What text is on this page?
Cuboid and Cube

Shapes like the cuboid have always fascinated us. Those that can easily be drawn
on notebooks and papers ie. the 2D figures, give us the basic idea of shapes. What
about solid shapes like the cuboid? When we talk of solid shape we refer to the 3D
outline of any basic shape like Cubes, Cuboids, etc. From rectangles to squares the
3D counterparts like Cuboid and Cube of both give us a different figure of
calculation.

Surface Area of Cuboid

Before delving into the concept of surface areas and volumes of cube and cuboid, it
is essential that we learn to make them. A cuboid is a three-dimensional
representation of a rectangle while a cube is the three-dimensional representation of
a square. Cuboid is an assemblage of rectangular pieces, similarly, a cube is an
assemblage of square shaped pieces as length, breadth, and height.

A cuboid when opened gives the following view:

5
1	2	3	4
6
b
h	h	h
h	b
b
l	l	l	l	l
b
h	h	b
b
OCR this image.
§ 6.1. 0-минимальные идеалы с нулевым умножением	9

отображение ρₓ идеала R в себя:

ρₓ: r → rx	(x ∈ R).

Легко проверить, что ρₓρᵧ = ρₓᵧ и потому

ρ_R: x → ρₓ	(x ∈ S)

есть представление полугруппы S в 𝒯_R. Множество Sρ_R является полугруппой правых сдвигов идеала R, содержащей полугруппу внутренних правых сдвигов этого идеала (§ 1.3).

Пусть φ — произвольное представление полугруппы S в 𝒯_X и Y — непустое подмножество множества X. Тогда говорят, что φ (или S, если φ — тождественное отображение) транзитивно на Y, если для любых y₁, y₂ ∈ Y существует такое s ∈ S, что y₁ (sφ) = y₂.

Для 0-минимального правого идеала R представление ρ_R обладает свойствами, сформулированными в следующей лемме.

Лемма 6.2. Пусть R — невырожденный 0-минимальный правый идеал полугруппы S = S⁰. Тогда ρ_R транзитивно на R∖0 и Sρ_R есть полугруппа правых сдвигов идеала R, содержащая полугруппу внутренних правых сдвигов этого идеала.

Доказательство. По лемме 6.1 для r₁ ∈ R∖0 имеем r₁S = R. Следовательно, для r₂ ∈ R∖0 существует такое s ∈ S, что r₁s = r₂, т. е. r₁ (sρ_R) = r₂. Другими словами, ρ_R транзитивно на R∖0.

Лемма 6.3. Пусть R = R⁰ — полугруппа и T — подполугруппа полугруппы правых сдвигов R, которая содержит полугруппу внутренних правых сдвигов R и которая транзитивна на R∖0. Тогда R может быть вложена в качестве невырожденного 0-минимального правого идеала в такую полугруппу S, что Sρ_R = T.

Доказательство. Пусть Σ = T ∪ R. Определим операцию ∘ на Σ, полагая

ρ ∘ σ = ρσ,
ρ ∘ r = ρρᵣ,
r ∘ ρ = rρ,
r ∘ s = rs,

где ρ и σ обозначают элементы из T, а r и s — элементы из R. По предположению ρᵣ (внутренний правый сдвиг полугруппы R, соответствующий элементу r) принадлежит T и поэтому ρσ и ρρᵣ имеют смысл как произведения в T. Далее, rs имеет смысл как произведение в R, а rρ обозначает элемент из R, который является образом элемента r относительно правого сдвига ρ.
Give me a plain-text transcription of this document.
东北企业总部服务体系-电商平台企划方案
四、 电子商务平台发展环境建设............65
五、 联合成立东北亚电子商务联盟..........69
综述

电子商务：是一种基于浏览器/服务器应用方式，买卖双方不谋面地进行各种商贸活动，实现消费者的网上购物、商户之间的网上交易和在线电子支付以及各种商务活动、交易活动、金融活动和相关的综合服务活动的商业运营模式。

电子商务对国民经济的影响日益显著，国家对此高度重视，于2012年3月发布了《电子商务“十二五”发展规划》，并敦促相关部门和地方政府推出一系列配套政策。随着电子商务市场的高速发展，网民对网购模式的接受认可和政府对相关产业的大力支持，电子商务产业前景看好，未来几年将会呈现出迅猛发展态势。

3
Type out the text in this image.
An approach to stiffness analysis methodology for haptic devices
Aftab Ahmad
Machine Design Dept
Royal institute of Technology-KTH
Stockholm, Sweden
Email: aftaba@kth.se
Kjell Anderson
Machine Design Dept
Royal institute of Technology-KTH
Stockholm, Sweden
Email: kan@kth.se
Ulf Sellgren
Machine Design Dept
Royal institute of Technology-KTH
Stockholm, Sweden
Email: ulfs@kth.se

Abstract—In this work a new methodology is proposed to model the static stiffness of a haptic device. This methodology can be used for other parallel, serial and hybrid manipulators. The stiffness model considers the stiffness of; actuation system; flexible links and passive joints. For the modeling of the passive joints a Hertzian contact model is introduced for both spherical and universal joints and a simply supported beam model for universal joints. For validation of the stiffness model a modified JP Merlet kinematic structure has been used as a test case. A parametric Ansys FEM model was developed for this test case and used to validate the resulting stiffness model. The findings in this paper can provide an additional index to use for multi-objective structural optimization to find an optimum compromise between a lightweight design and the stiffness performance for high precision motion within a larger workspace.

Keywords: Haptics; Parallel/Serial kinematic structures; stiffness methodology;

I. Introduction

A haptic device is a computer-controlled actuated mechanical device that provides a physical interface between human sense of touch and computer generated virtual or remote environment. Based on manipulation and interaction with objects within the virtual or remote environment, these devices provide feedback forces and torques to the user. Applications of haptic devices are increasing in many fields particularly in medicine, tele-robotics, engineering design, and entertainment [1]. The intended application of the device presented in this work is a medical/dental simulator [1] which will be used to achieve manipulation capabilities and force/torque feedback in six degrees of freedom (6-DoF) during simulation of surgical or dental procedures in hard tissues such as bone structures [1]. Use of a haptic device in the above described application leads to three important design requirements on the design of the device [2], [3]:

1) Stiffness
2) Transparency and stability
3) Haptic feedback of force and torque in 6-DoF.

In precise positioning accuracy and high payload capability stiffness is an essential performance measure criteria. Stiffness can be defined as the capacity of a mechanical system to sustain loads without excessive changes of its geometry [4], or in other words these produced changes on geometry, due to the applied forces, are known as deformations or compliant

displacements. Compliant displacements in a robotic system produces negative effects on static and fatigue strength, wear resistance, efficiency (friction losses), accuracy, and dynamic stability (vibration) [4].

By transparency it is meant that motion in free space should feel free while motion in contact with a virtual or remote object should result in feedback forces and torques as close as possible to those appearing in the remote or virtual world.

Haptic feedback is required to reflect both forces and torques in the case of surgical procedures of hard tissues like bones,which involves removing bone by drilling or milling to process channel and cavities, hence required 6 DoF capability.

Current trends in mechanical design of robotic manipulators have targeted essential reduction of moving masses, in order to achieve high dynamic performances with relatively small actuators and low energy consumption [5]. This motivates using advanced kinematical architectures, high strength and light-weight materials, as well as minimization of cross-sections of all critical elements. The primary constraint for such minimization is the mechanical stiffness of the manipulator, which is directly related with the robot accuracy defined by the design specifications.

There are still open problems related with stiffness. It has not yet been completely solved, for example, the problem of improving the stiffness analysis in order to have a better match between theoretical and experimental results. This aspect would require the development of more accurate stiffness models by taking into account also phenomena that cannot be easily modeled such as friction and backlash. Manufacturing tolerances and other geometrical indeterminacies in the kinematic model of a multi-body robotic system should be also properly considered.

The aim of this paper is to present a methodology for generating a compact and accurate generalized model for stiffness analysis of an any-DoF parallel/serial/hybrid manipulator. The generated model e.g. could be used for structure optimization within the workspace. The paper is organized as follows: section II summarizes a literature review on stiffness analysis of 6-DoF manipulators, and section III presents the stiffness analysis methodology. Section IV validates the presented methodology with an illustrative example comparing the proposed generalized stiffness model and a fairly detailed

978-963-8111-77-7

==*==

● Work required: How many lines of these entries contain "text"? Answer with the number and nothing else.

● Complete output: 3